[Extracted data entries]

==*==

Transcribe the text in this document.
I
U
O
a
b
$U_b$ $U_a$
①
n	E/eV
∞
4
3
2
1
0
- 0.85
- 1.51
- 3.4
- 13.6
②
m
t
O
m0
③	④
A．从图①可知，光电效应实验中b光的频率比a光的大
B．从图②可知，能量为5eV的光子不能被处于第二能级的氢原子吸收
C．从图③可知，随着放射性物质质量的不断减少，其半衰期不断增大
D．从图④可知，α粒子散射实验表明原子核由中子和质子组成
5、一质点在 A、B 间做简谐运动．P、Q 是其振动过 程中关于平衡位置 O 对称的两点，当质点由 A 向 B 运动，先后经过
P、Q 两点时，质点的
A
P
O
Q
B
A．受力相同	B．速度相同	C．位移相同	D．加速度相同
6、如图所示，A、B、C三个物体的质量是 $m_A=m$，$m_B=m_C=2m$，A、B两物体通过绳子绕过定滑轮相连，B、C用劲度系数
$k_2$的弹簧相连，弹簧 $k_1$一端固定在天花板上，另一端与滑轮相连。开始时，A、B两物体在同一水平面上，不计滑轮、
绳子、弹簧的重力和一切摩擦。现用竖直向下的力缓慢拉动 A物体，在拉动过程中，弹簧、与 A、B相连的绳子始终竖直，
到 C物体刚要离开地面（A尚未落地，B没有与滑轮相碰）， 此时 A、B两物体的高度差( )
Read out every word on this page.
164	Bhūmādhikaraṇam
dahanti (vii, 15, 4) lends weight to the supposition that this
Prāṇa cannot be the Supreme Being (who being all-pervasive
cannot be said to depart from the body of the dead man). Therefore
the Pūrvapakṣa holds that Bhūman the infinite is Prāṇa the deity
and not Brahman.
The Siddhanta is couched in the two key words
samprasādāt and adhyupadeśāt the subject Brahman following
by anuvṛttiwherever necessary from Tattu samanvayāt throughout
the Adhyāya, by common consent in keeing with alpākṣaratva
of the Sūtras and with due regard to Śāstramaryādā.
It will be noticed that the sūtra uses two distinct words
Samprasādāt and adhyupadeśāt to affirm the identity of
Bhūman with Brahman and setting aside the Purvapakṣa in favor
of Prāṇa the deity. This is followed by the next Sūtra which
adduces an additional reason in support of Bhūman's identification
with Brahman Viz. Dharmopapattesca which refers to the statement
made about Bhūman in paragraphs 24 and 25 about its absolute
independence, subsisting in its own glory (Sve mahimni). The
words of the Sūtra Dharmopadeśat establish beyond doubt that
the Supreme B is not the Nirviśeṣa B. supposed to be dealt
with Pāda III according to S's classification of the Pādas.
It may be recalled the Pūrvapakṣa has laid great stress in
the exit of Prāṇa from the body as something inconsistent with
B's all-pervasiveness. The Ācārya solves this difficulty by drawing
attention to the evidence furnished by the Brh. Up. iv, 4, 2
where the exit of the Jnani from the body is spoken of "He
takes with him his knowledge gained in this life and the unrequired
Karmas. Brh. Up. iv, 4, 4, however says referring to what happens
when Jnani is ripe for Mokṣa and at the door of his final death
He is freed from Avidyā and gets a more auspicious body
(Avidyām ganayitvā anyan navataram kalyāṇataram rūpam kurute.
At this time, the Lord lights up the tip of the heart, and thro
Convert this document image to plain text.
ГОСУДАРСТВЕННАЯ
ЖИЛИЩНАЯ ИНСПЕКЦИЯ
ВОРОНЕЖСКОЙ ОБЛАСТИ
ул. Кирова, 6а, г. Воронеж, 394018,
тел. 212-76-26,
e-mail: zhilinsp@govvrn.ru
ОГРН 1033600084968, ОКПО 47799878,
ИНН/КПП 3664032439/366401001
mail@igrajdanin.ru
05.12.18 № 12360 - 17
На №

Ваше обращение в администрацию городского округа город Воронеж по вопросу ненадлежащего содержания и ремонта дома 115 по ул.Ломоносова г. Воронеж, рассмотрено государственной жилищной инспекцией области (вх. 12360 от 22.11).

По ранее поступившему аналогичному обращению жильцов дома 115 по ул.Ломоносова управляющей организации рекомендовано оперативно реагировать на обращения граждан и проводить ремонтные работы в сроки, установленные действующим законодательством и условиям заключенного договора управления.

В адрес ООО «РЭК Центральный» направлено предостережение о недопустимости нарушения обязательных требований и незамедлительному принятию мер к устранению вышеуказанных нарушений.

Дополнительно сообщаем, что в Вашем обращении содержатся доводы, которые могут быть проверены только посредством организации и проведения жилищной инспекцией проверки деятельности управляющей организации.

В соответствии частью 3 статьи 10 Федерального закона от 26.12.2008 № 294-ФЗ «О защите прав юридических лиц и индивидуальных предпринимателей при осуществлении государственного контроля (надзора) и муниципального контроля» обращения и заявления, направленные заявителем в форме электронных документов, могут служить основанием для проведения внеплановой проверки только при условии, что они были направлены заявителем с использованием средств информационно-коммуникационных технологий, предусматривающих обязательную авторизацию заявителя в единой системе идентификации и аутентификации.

==*==

*The problem*: Return all of the above records exactly, leaving no line out.

*Task solution*:
Transcribe the text in this document.
I
U
O
a
b
$U_b$ $U_a$
①
n	E/eV
∞
4
3
2
1
0
- 0.85
- 1.51
- 3.4
- 13.6
②
m
t
O
m0
③	④
A．从图①可知，光电效应实验中b光的频率比a光的大
B．从图②可知，能量为5eV的光子不能被处于第二能级的氢原子吸收
C．从图③可知，随着放射性物质质量的不断减少，其半衰期不断增大
D．从图④可知，α粒子散射实验表明原子核由中子和质子组成
5、一质点在 A、B 间做简谐运动．P、Q 是其振动过 程中关于平衡位置 O 对称的两点，当质点由 A 向 B 运动，先后经过
P、Q 两点时，质点的
A
P
O
Q
B
A．受力相同	B．速度相同	C．位移相同	D．加速度相同
6、如图所示，A、B、C三个物体的质量是 $m_A=m$，$m_B=m_C=2m$，A、B两物体通过绳子绕过定滑轮相连，B、C用劲度系数
$k_2$的弹簧相连，弹簧 $k_1$一端固定在天花板上，另一端与滑轮相连。开始时，A、B两物体在同一水平面上，不计滑轮、
绳子、弹簧的重力和一切摩擦。现用竖直向下的力缓慢拉动 A物体，在拉动过程中，弹簧、与 A、B相连的绳子始终竖直，
到 C物体刚要离开地面（A尚未落地，B没有与滑轮相碰）， 此时 A、B两物体的高度差( )
Read out every word on this page.
164	Bhūmādhikaraṇam
dahanti (vii, 15, 4) lends weight to the supposition that this
Prāṇa cannot be the Supreme Being (who being all-pervasive
cannot be said to depart from the body of the dead man). Therefore
the Pūrvapakṣa holds that Bhūman the infinite is Prāṇa the deity
and not Brahman.
The Siddhanta is couched in the two key words
samprasādāt and adhyupadeśāt the subject Brahman following
by anuvṛttiwherever necessary from Tattu samanvayāt throughout
the Adhyāya, by common consent in keeing with alpākṣaratva
of the Sūtras and with due regard to Śāstramaryādā.
It will be noticed that the sūtra uses two distinct words
Samprasādāt and adhyupadeśāt to affirm the identity of
Bhūman with Brahman and setting aside the Purvapakṣa in favor
of Prāṇa the deity. This is followed by the next Sūtra which
adduces an additional reason in support of Bhūman's identification
with Brahman Viz. Dharmopapattesca which refers to the statement
made about Bhūman in paragraphs 24 and 25 about its absolute
independence, subsisting in its own glory (Sve mahimni). The
words of the Sūtra Dharmopadeśat establish beyond doubt that
the Supreme B is not the Nirviśeṣa B. supposed to be dealt
with Pāda III according to S's classification of the Pādas.
It may be recalled the Pūrvapakṣa has laid great stress in
the exit of Prāṇa from the body as something inconsistent with
B's all-pervasiveness. The Ācārya solves this difficulty by drawing
attention to the evidence furnished by the Brh. Up. iv, 4, 2
where the exit of the Jnani from the body is spoken of "He
takes with him his knowledge gained in this life and the unrequired
Karmas. Brh. Up. iv, 4, 4, however says referring to what happens
when Jnani is ripe for Mokṣa and at the door of his final death
He is freed from Avidyā and gets a more auspicious body
(Avidyām ganayitvā anyan navataram kalyāṇataram rūpam kurute.
At this time, the Lord lights up the tip of the heart, and thro
Convert this document image to plain text.
ГОСУДАРСТВЕННАЯ
ЖИЛИЩНАЯ ИНСПЕКЦИЯ
ВОРОНЕЖСКОЙ ОБЛАСТИ
ул. Кирова, 6а, г. Воронеж, 394018,
тел. 212-76-26,
e-mail: zhilinsp@govvrn.ru
ОГРН 1033600084968, ОКПО 47799878,
ИНН/КПП 3664032439/366401001
mail@igrajdanin.ru
05.12.18 № 12360 - 17
На №

Ваше обращение в администрацию городского округа город Воронеж по вопросу ненадлежащего содержания и ремонта дома 115 по ул.Ломоносова г. Воронеж, рассмотрено государственной жилищной инспекцией области (вх. 12360 от 22.11).

По ранее поступившему аналогичному обращению жильцов дома 115 по ул.Ломоносова управляющей организации рекомендовано оперативно реагировать на обращения граждан и проводить ремонтные работы в сроки, установленные действующим законодательством и условиям заключенного договора управления.

В адрес ООО «РЭК Центральный» направлено предостережение о недопустимости нарушения обязательных требований и незамедлительному принятию мер к устранению вышеуказанных нарушений.

Дополнительно сообщаем, что в Вашем обращении содержатся доводы, которые могут быть проверены только посредством организации и проведения жилищной инспекцией проверки деятельности управляющей организации.

В соответствии частью 3 статьи 10 Федерального закона от 26.12.2008 № 294-ФЗ «О защите прав юридических лиц и индивидуальных предпринимателей при осуществлении государственного контроля (надзора) и муниципального контроля» обращения и заявления, направленные заявителем в форме электронных документов, могут служить основанием для проведения внеплановой проверки только при условии, что они были направлены заявителем с использованием средств информационно-коммуникационных технологий, предусматривающих обязательную авторизацию заявителя в единой системе идентификации и аутентификации.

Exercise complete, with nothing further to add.